> [TASK DESCRIPTION]
Repeat each line of the material below exactly as it appears, minus any pictures.
begin PROVIDED ENTRIES
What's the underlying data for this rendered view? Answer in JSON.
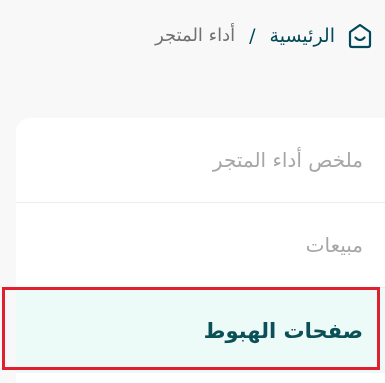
{
  "breadcrumb": {
    "home_label": "الرئيسية",
    "separator": "/",
    "current_label": "أداء المتجر",
    "home_icon": "store-smile-icon"
  },
  "menu": {
    "items": [
      {
        "label": "ملخص أداء المتجر",
        "active": false
      },
      {
        "label": "مبيعات",
        "active": false
      },
      {
        "label": "صفحات الهبوط",
        "active": true
      }
    ]
  },
  "colors": {
    "brand": "#004956",
    "active_bg": "#edfbf8",
    "highlight": "#e0202e",
    "muted_text": "#a6a6a6"
  }
}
end PROVIDED ENTRIES
> [FINISHED TASK]
What's the underlying data for this rendered view? Answer in JSON.
{
  "breadcrumb": {
    "home_label": "الرئيسية",
    "separator": "/",
    "current_label": "أداء المتجر",
    "home_icon": "store-smile-icon"
  },
  "menu": {
    "items": [
      {
        "label": "ملخص أداء المتجر",
        "active": false
      },
      {
        "label": "مبيعات",
        "active": false
      },
      {
        "label": "صفحات الهبوط",
        "active": true
      }
    ]
  },
  "colors": {
    "brand": "#004956",
    "active_bg": "#edfbf8",
    "highlight": "#e0202e",
    "muted_text": "#a6a6a6"
  }
}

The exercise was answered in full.